▸ 抜粋した文章
⁂

これまでの選手の成長革命3部作もオススメです。
ここに繋がるエッセンスが詰まっています。
 

今日はぼくが携わった選手のこれまでを一緒に辿って行きましょう。
思い出話にお付き合い下さい。


あなたは、
 

『J3の選手がスペインリーグまで移籍してプレー出来ると思いますか?』
 

そう聞かれたらなんて答えますか?

ちょっと考えないと難しそうな質問ですよね。

 

スペインリーグは世界で最も難易度の高いリーグと言っても過言ではないですよね。
 

Jリーグ時代もチームの中心だったり、トップトップの評価をもらっていたわけではない状態からスペインリーグや日本代表に推す声が上がる存在までになったのはどんな裏側があったのか?


 
これは、評価されずに燻っている人、
雲の上に感じてる目標を目指す人、
夢かもと思ってる目標に対して挑戦しようとしている人、
そんな人達に届いたらと思います。

可能性はあるぞ。

 
 

ぼくが、その選手と出会ったのはその選手がJ3時代。

 
それが今ではスペインリーグ2部でゴールを決めたり、日本代表に呼んで欲しいとの声が上がるくらいの選手になってます。
 

なにより、まだ進化途中です。
 

これまでJ3~スペインリーグまで辿り着いた日本人選手っていたのでしょうか?
 

それこそ、途中レンタル移籍はありましたがラ・リーガの方にベンチ入りもしていました。
 

そもそも、スペインリーグ1部や2部でプレーしている日本人選手自体が少ない。
スペインリーグのレベルの高さ難しさはここで言うまでもないよね。
 

もう一度言いますがJ3からです。
 

J3の選手も素晴らしいですが、
大学生や高校生の中にはJ3からのオファーならそのチームには入らないという選択をする選手も珍しくないです。
 

なぜかといえば、理由の一つにはJ3からJ1へ上がって活躍するのも難しいですよね。
 
 

しかし、彼はJ1だけでなくスペインリーグまで辿り着いています。
高校卒業して大学を考えていた立ち位置からです。
彼がなぜこんなにスピード出世でステップアップ出来たのかという思い出話を今日はしていきます。
 

今日だけは優しい目でぼくの文章を読んで下さい。

 

出会い~J3得点王

 
 
その選手との出会いはその選手のジュニア時代のEコーチを通じて出会いました。
 

その選手の後輩にあたる選手もぼくは関わっていて、後輩の選手がパーソナルトレーニングを続けてくれて世代別代表に選ばれるまでになったのですよね。
 
 

それもあって、Eコーチもさらにぼくを信用してくれたのもあってその選手を紹介してもらいました。
 
 

その選手もゆるトレに興味があって、とりあえず一度一緒にトレーニングしてみることになりました。

⁂

▸ 記録データ
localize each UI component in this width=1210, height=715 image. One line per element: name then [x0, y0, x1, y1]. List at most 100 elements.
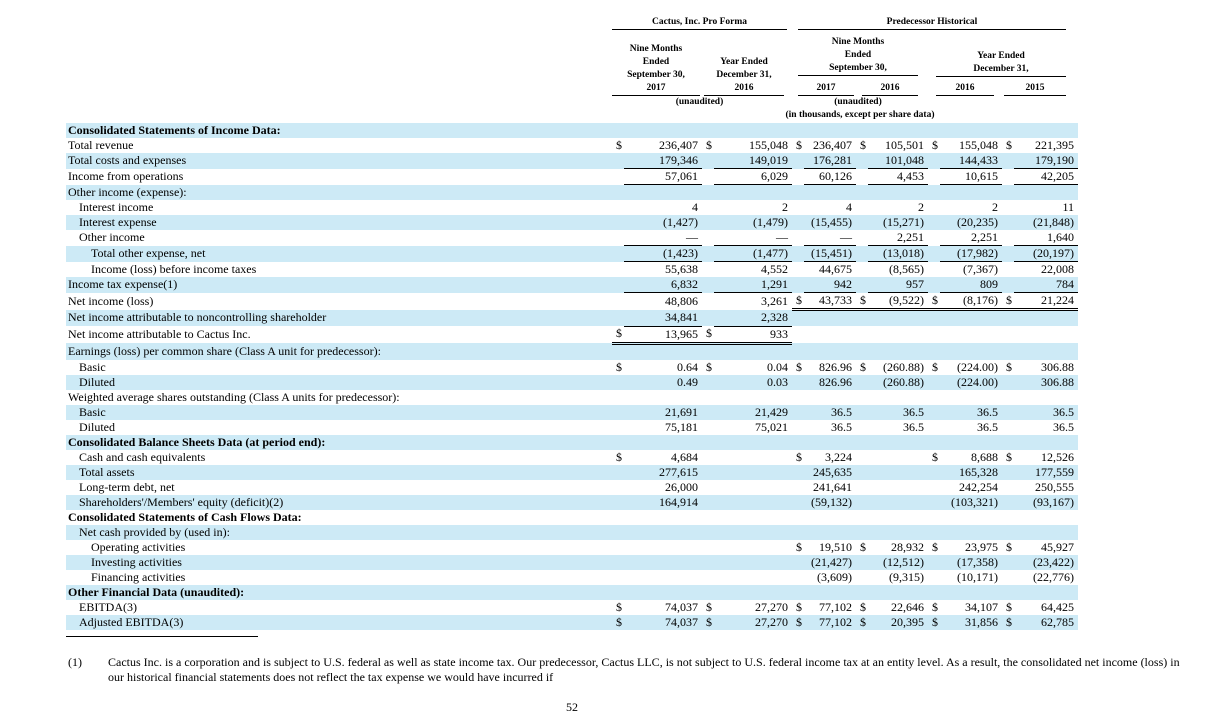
currency-symbol — [792, 262, 804, 278]
currency-symbol — [928, 326, 940, 343]
table-cell-value — [1014, 343, 1078, 360]
currency-symbol — [612, 343, 624, 360]
table-cell-value: 23,975 — [965, 539, 998, 554]
table-cell-value — [940, 326, 1002, 343]
table-row: Income tax expense(1) 6,832 1,291 942 957 809… — [66, 277, 1078, 293]
table-cell-value: (260.88) — [883, 359, 924, 374]
row-label: Interest income — [79, 200, 154, 214]
currency-symbol — [612, 374, 624, 390]
table-row: Investing activities (21,427) (12,512) (17,… — [66, 554, 1078, 570]
table-cell-value: 22,008 — [1041, 262, 1074, 276]
table-cell-value — [714, 123, 792, 138]
table-cell-value — [714, 524, 792, 540]
table-cell-value: 60,126 — [804, 168, 856, 185]
table-cell-value: 4 — [846, 200, 852, 214]
row-label: Consolidated Statements of Cash Flows Da… — [68, 509, 302, 524]
currency-symbol — [1002, 230, 1014, 246]
currency-symbol — [702, 293, 714, 310]
table-cell-value: (12,512) — [868, 554, 928, 570]
currency-symbol — [792, 245, 804, 262]
table-cell-value — [714, 343, 792, 360]
currency-symbol — [856, 153, 868, 169]
table-cell-value — [940, 524, 1002, 540]
table-cell-value: 250,555 — [1035, 479, 1074, 494]
table-cell-value — [1014, 434, 1078, 450]
table-cell-value — [868, 390, 928, 405]
table-cell-value: 177,559 — [1014, 464, 1078, 480]
table-cell-value: 144,433 — [940, 153, 1002, 169]
table-cell-value: 784 — [1014, 277, 1078, 293]
currency-symbol — [928, 464, 940, 480]
table-cell-value — [940, 434, 1002, 450]
table-cell-value — [714, 510, 792, 525]
currency-symbol — [1002, 184, 1014, 200]
currency-symbol — [702, 390, 714, 405]
row-label: Consolidated Balance Sheets Data (at per… — [66, 434, 612, 450]
table-cell-value: (9,522) — [868, 292, 928, 311]
currency-symbol — [1002, 343, 1014, 360]
table-cell-value: 245,635 — [804, 464, 856, 480]
table-cell-value: 36.5 — [831, 419, 852, 434]
table-cell-value: 179,190 — [1014, 153, 1078, 169]
currency-symbol — [702, 554, 714, 570]
currency-symbol — [612, 169, 624, 185]
currency-symbol — [1002, 123, 1014, 138]
currency-symbol: $ — [792, 614, 804, 630]
currency-symbol — [928, 309, 940, 326]
currency-symbol — [928, 494, 940, 510]
currency-symbol — [702, 374, 714, 390]
table-cell-value: 236,407 — [813, 138, 852, 152]
currency-symbol — [1002, 153, 1014, 169]
table-cell-value — [804, 390, 856, 405]
table-cell-value: (22,776) — [1033, 569, 1074, 584]
table-cell-value: 20,395 — [868, 614, 928, 630]
currency-symbol: $ — [792, 292, 804, 311]
currency-symbol — [702, 480, 714, 495]
currency-symbol — [702, 277, 714, 293]
table-cell-value: 2,251 — [868, 230, 928, 246]
header-nine-2016: 2016 — [862, 82, 918, 96]
currency-symbol — [702, 245, 714, 262]
table-cell-value: 0.04 — [767, 359, 788, 374]
row-label: Total assets — [66, 464, 612, 480]
currency-symbol — [702, 343, 714, 360]
currency-symbol: $ — [932, 449, 938, 464]
currency-symbol: $ — [702, 326, 714, 345]
table-row: Consolidated Balance Sheets Data (at per… — [66, 434, 1078, 450]
currency-symbol: $ — [706, 138, 712, 152]
table-cell-value: 306.88 — [1014, 374, 1078, 390]
currency-symbol — [612, 123, 624, 138]
table-cell-value: (1,477) — [714, 245, 792, 262]
currency-symbol — [612, 215, 624, 230]
currency-symbol — [612, 510, 624, 525]
currency-symbol — [928, 374, 940, 390]
table-row: Total revenue $236,407 $155,048 $236,407 $10… — [66, 138, 1078, 153]
table-cell-value: (13,018) — [868, 245, 928, 262]
table-cell-value: 933 — [714, 326, 792, 345]
table-cell-value: 0.49 — [624, 374, 702, 390]
currency-symbol: $ — [796, 449, 802, 464]
table-row: Interest income 4 2 4 2 2 11 — [66, 200, 1078, 215]
currency-symbol — [792, 123, 804, 138]
table-cell-value — [940, 309, 1002, 326]
table-cell-value — [868, 309, 928, 326]
table-cell-value — [624, 343, 702, 360]
table-cell-value: 1,291 — [714, 277, 792, 293]
footnote-divider — [66, 636, 258, 637]
table-cell-value — [1014, 326, 1078, 343]
table-cell-value: (17,982) — [940, 245, 1002, 262]
currency-symbol — [928, 343, 940, 360]
table-cell-value — [714, 540, 792, 555]
currency-symbol: $ — [1006, 539, 1012, 554]
currency-symbol — [928, 245, 940, 262]
currency-symbol — [792, 570, 804, 585]
table-cell-value: — — [714, 230, 792, 246]
table-row: Net income (loss) 48,806 3,261 $43,733 $ (9,5… — [66, 292, 1078, 311]
table-cell-value — [940, 390, 1002, 405]
table-cell-value: 44,675 — [819, 262, 852, 276]
table-cell-value: (8,176) — [940, 292, 1002, 311]
currency-symbol — [702, 420, 714, 435]
table-cell-value: (1,423) — [624, 245, 702, 262]
financial-data-table: Consolidated Statements of Income Data: T… — [66, 123, 1078, 630]
currency-symbol — [856, 215, 868, 230]
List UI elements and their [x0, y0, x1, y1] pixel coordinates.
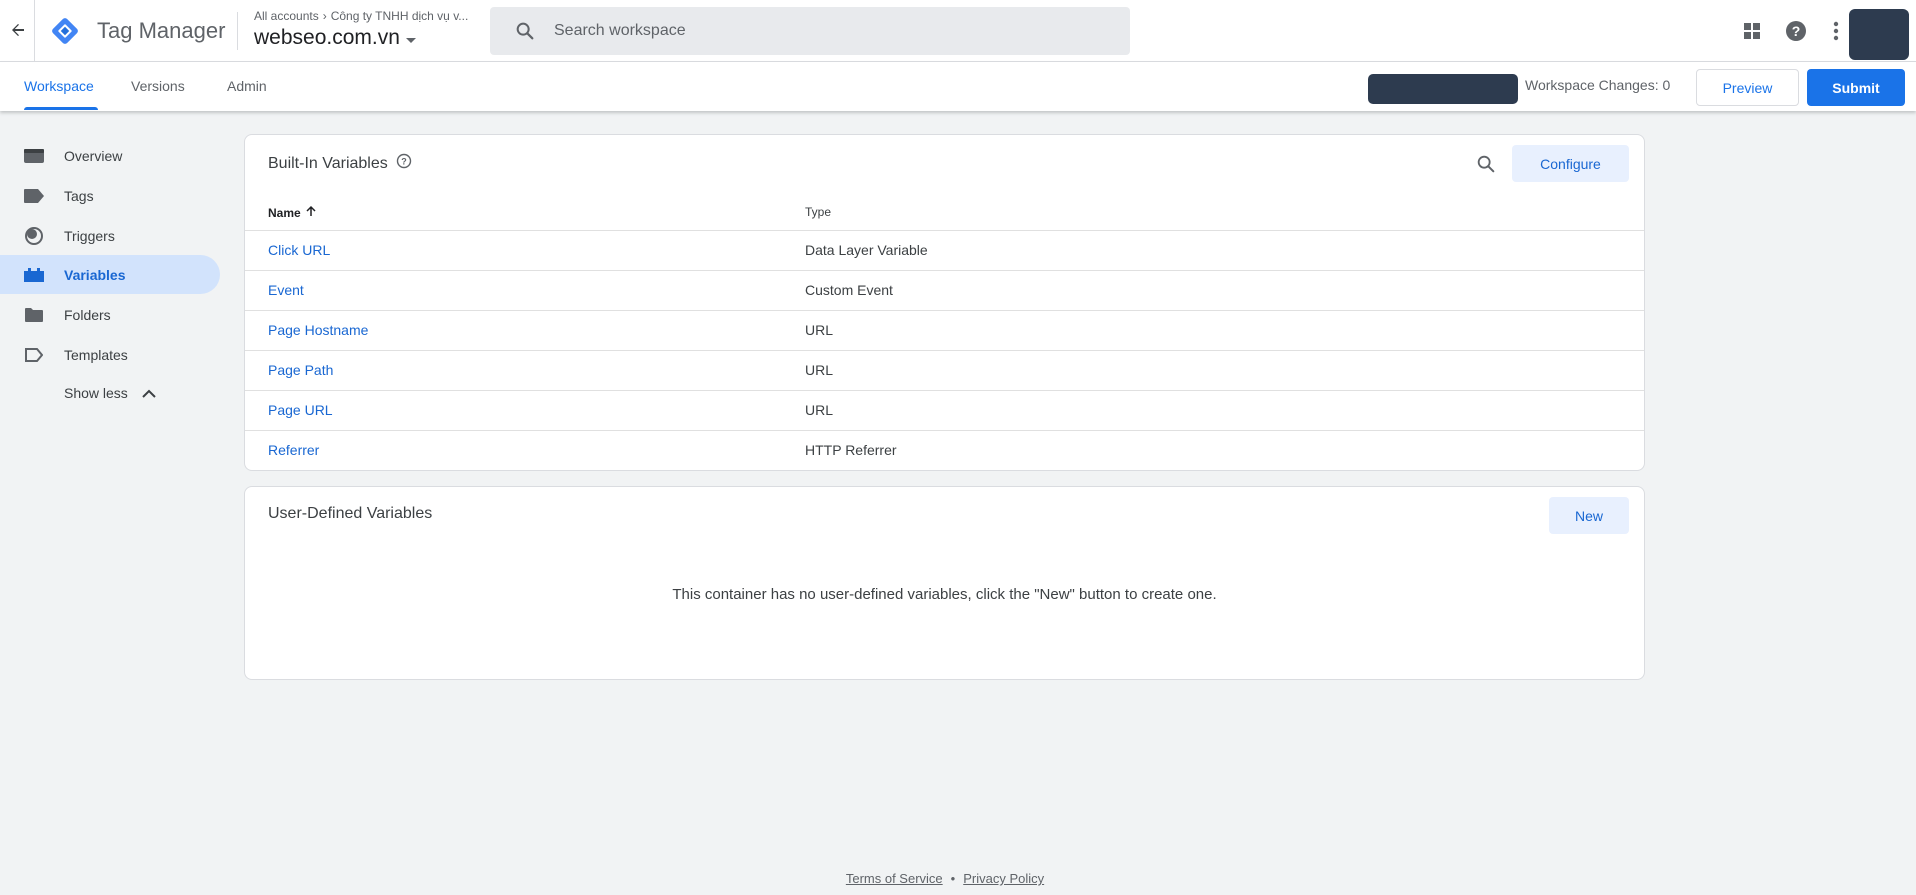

⁂

▸ 取り組む課題
抜粋した文章に照らして、次の記述が合っているかをそれぞれ「はい」か「いいえ」で答え、判断の決め手となる文章中の言葉を一字も変えずに引用してください。1. 筆者がその選手と出会ったのは、その選手がJ3にいた時期である。2. その選手はスペインリーグ1部でゴールを決めた。3. 筆者はその選手を大学のコーチから紹介された。 記録は別の出典から取ったものです。

▸ この課題の解答
1. はい。「ぼくが、その選手と出会ったのはその選手がJ3時代。」
2. いいえ。「それが今ではスペインリーグ2部でゴールを決めたり」
3. いいえ。「その選手との出会いはその選手のジュニア時代のEコーチを通じて出会いました。」